[Data tied to figure images]

========

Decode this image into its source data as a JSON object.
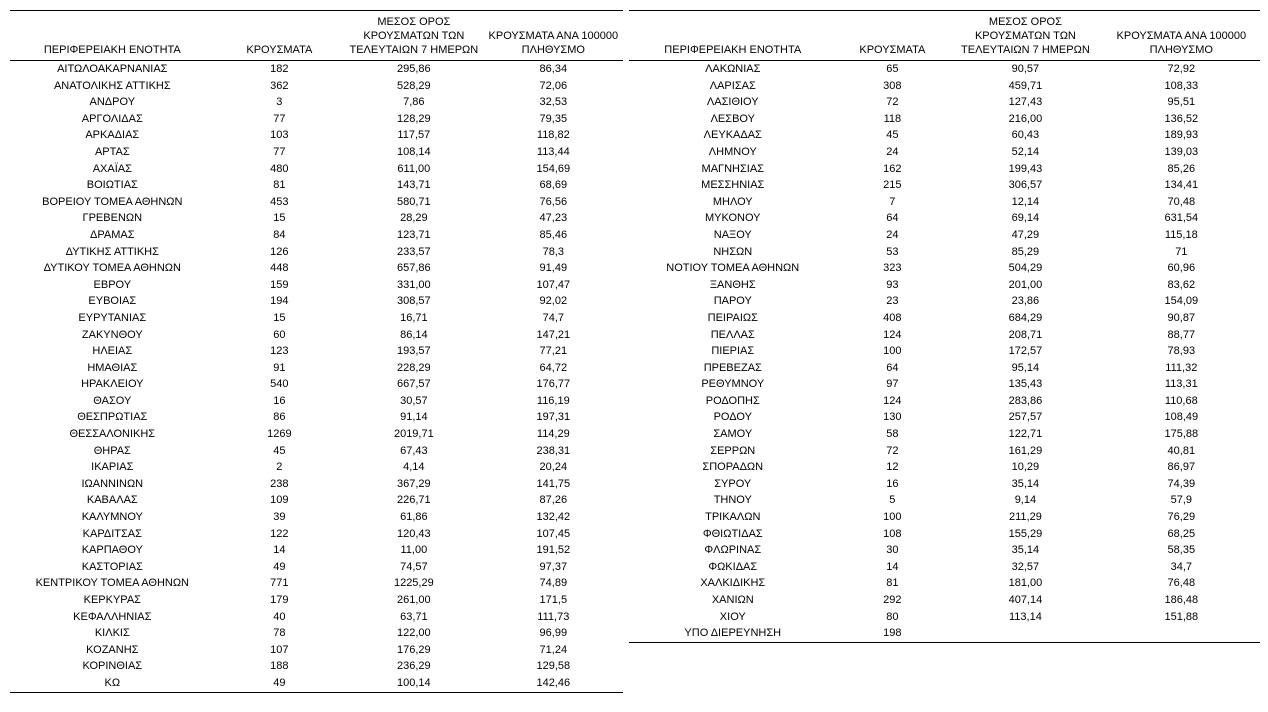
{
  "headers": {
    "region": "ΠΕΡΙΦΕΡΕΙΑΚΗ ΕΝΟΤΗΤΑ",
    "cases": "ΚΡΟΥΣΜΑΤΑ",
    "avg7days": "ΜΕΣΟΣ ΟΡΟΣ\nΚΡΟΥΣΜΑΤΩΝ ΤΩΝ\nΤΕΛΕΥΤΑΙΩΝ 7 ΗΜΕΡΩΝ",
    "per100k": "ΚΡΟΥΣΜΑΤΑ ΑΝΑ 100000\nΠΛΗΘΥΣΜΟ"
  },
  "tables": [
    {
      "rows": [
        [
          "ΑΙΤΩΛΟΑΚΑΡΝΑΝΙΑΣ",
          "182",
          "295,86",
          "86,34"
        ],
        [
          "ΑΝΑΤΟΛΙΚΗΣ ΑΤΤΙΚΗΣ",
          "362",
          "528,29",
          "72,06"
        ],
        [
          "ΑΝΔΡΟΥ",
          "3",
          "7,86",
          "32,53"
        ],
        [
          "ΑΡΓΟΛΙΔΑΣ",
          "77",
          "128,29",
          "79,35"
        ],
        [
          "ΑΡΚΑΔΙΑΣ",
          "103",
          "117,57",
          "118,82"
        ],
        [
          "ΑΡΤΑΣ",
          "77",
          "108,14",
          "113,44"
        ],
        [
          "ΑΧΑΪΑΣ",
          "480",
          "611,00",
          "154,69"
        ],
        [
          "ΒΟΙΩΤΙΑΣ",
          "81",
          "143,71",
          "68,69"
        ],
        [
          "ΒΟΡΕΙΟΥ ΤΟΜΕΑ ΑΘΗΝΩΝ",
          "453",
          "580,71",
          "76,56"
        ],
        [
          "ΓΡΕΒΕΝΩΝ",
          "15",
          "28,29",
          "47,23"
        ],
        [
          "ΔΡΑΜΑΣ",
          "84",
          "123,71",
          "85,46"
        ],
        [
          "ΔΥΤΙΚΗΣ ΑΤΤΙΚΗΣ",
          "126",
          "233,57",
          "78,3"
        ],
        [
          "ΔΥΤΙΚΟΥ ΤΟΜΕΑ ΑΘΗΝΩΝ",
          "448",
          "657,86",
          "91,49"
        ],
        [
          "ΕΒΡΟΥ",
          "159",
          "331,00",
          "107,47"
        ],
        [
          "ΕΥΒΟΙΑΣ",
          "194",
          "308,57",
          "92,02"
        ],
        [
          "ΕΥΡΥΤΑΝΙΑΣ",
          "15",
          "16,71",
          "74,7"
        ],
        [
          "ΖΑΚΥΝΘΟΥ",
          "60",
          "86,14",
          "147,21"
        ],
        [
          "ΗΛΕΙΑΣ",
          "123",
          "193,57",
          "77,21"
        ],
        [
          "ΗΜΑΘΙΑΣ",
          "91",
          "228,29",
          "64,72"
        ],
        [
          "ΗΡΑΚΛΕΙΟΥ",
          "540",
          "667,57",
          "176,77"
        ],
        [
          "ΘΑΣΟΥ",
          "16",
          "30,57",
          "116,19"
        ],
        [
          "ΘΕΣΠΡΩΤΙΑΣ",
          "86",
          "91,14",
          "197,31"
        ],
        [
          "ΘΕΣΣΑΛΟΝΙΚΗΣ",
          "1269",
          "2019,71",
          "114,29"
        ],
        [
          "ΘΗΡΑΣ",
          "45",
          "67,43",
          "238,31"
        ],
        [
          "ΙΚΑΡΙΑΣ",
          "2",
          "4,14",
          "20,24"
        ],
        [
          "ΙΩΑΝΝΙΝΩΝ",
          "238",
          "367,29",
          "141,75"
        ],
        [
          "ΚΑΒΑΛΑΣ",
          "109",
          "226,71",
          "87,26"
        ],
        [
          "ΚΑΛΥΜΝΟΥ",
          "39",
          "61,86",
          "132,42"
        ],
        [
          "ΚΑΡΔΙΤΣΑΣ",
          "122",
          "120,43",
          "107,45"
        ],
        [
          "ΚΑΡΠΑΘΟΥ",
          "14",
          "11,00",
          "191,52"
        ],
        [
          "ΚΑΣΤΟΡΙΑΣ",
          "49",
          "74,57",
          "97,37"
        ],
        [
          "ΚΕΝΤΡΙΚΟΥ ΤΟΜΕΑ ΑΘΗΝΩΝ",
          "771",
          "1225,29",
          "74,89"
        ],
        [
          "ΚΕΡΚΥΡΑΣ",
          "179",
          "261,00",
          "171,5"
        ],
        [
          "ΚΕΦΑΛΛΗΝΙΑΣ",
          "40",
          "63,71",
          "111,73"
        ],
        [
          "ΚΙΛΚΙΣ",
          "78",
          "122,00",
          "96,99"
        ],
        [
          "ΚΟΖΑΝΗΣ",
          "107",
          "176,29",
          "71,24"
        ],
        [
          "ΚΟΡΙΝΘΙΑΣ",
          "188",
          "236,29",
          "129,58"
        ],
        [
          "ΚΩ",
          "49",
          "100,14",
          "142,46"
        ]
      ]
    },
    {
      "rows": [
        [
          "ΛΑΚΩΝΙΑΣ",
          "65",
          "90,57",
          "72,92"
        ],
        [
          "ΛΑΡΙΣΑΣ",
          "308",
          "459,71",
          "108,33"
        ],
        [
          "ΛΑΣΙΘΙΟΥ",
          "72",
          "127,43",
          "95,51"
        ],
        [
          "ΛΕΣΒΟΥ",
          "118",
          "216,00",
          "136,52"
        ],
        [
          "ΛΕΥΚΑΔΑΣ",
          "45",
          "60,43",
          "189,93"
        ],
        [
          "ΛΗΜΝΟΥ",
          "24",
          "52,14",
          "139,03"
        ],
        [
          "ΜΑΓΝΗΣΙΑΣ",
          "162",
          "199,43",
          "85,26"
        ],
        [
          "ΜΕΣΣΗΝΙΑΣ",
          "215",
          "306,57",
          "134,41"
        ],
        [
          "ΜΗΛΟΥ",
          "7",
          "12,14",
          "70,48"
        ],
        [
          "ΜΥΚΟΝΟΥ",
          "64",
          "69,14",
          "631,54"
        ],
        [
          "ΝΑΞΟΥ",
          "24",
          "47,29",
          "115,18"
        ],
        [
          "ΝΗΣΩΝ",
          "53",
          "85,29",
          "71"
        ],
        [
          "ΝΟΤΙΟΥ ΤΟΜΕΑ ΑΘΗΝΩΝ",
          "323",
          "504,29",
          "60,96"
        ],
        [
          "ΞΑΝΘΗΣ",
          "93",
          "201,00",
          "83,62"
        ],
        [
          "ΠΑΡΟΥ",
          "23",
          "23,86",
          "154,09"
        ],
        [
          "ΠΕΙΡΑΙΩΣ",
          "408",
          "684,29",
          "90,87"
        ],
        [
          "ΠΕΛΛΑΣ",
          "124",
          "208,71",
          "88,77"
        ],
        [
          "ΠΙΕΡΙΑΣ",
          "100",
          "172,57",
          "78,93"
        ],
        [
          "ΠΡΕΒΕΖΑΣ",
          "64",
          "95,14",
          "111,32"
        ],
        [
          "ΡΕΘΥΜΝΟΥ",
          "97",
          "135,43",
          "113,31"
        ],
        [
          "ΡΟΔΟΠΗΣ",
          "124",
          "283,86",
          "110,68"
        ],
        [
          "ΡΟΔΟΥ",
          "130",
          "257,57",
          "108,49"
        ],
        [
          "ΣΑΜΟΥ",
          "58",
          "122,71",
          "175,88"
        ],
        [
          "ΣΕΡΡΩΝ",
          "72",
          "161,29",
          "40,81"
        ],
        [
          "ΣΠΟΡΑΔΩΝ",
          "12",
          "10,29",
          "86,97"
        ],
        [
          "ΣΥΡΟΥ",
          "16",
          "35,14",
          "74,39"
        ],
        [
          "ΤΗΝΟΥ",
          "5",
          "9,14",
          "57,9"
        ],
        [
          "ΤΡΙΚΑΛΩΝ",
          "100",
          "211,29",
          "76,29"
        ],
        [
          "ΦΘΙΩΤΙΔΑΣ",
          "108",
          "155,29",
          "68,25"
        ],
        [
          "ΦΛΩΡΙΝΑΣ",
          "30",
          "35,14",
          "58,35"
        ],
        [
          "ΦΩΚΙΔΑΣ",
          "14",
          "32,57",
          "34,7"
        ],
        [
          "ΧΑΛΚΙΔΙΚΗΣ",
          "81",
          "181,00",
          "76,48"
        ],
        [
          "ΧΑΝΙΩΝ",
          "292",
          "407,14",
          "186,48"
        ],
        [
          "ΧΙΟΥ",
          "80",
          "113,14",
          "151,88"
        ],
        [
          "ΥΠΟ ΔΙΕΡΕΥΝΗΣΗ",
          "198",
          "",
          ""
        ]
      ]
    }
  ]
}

========

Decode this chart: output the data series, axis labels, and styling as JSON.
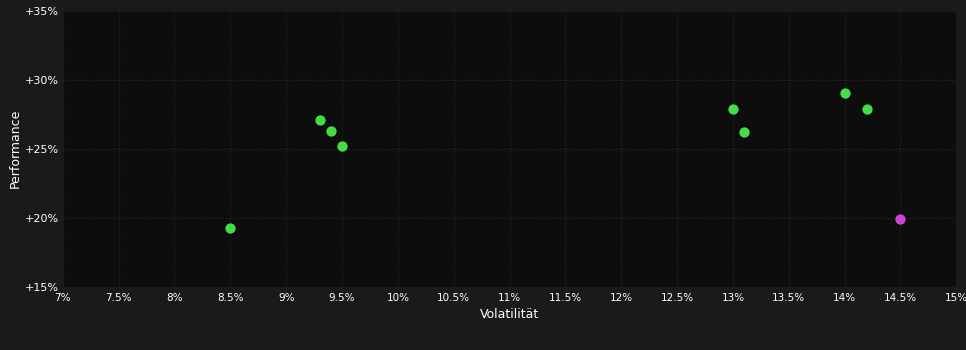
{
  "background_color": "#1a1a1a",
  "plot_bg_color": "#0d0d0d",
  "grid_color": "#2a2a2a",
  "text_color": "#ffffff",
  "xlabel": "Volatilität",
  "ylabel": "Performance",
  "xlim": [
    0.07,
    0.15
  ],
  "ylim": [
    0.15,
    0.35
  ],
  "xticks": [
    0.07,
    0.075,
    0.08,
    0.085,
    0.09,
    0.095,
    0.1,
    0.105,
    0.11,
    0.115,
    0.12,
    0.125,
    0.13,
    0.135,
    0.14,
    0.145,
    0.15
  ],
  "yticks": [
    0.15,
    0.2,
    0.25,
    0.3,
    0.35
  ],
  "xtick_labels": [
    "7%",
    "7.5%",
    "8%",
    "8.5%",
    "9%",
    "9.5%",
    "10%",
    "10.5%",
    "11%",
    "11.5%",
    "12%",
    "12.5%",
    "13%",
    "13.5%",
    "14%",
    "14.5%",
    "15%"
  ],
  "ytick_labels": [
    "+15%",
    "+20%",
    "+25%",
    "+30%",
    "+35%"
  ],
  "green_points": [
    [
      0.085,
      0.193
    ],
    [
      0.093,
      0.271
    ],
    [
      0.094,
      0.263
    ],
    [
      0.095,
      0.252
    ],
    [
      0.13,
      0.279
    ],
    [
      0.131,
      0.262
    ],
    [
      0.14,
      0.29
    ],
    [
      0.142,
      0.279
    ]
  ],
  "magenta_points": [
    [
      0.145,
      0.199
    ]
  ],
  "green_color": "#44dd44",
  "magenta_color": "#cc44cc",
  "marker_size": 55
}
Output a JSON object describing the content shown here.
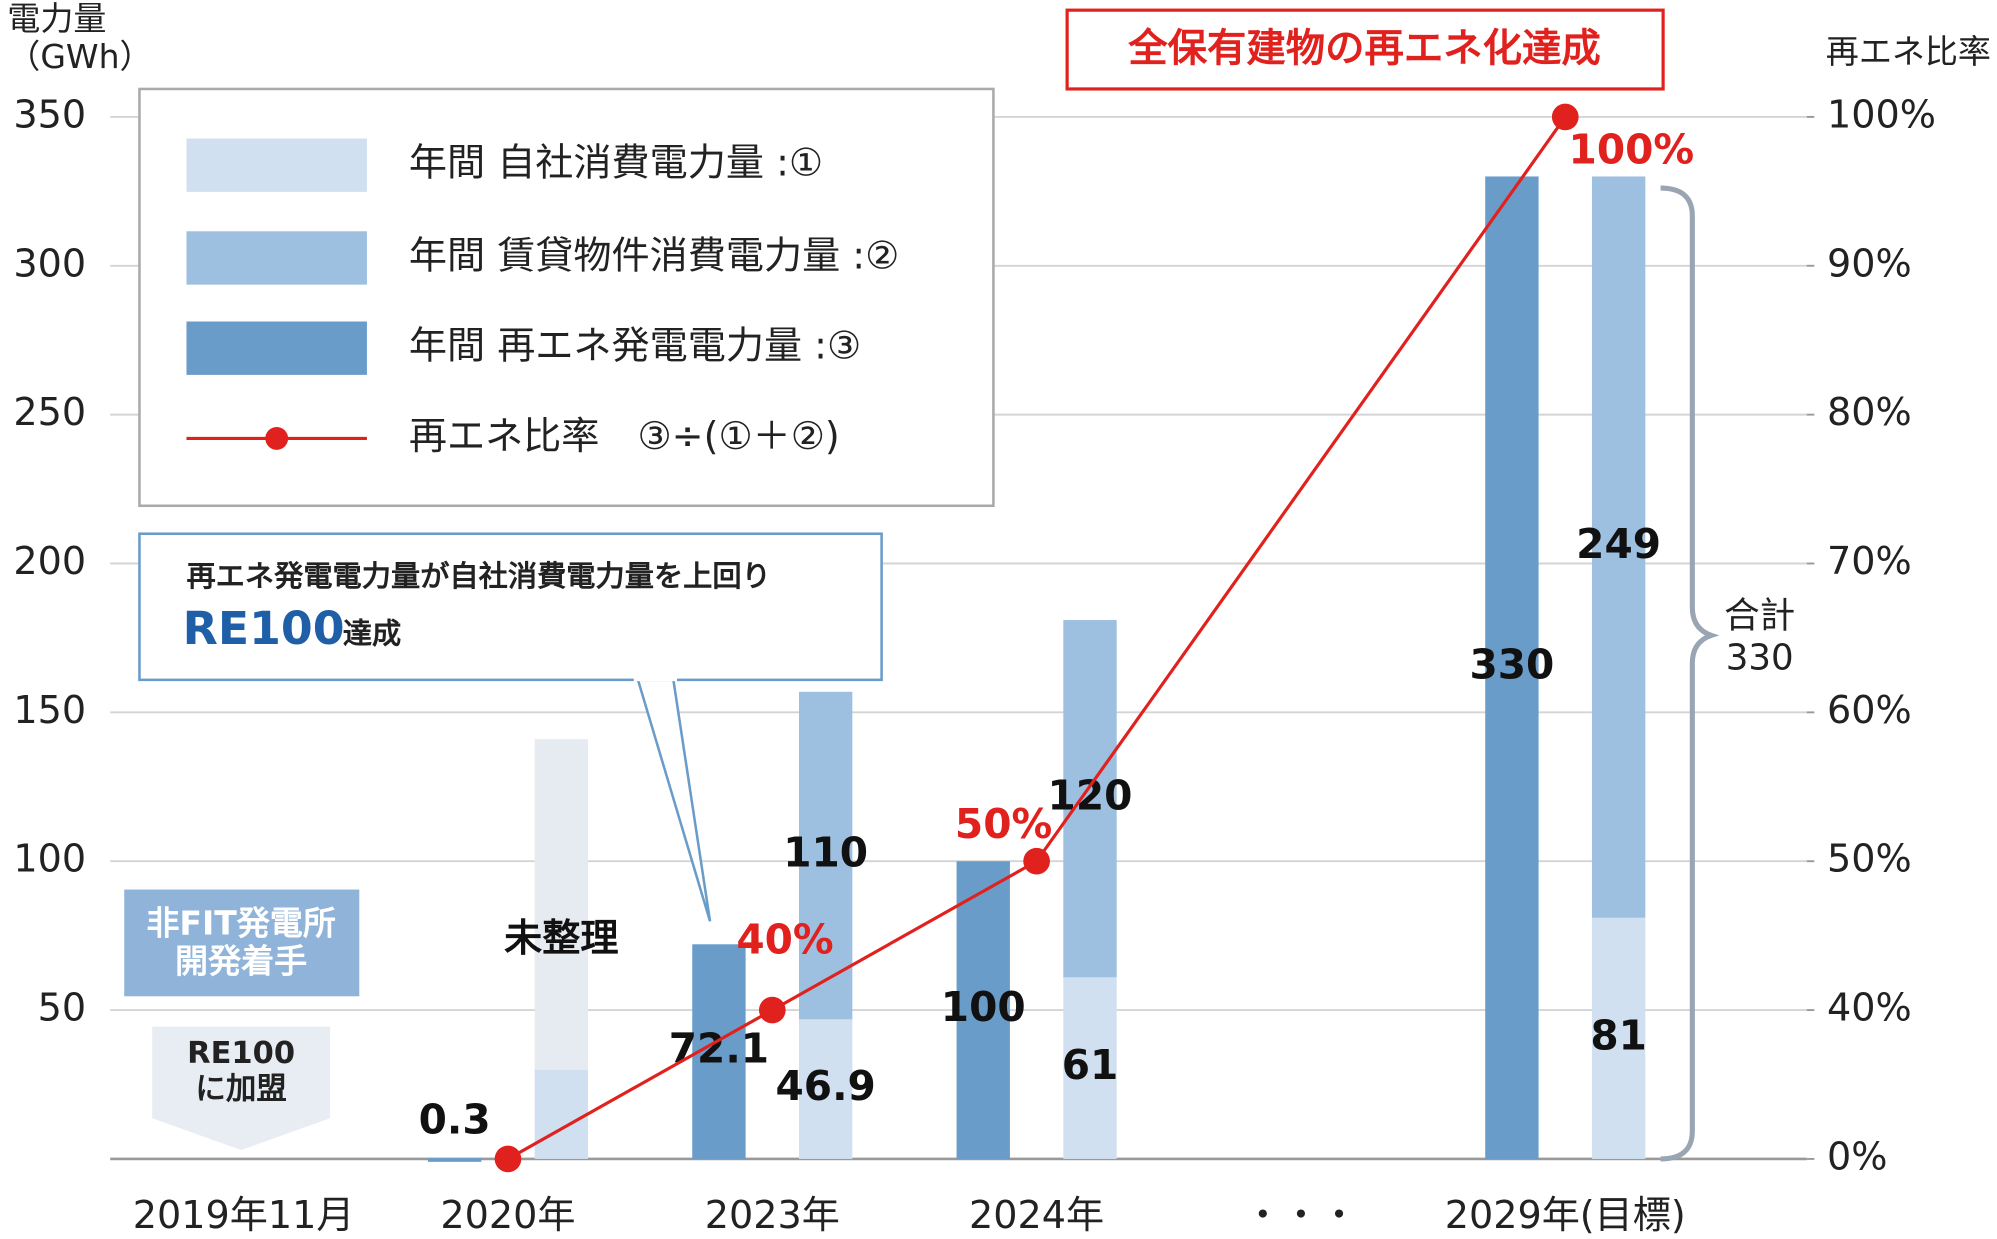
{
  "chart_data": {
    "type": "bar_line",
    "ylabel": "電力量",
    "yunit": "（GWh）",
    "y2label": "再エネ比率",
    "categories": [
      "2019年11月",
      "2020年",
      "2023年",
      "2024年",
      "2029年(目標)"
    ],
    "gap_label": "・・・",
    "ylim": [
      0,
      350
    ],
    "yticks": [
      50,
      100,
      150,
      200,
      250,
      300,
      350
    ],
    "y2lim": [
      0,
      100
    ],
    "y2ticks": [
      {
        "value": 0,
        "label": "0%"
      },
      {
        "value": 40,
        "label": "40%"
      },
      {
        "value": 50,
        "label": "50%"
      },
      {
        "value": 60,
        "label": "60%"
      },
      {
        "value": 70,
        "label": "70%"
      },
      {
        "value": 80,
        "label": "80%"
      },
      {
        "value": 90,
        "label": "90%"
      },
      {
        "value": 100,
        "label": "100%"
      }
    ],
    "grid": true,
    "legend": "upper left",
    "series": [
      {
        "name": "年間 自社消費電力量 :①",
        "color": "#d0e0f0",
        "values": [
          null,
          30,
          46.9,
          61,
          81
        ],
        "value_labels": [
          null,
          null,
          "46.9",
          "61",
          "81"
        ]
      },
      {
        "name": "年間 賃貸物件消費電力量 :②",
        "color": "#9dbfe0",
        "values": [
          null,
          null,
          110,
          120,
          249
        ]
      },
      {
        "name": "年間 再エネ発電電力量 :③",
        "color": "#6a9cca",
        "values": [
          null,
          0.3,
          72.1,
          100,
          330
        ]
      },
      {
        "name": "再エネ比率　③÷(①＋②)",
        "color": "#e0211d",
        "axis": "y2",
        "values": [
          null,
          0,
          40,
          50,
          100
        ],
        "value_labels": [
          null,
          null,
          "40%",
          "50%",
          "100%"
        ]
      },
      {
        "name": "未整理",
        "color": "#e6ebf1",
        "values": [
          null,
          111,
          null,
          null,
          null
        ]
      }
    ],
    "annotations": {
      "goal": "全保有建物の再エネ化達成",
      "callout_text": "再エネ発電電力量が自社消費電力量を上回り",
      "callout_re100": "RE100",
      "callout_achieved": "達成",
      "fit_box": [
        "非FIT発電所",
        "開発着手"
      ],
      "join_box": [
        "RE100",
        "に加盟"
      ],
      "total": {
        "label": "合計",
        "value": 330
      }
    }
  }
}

========

DIRECTION:
Pick out the lines above containing the word "object", then copy them.

WRITTEN SOLUTION:
Decode this image into its source data as a JSON object.
Output a JSON object describing the content shown here.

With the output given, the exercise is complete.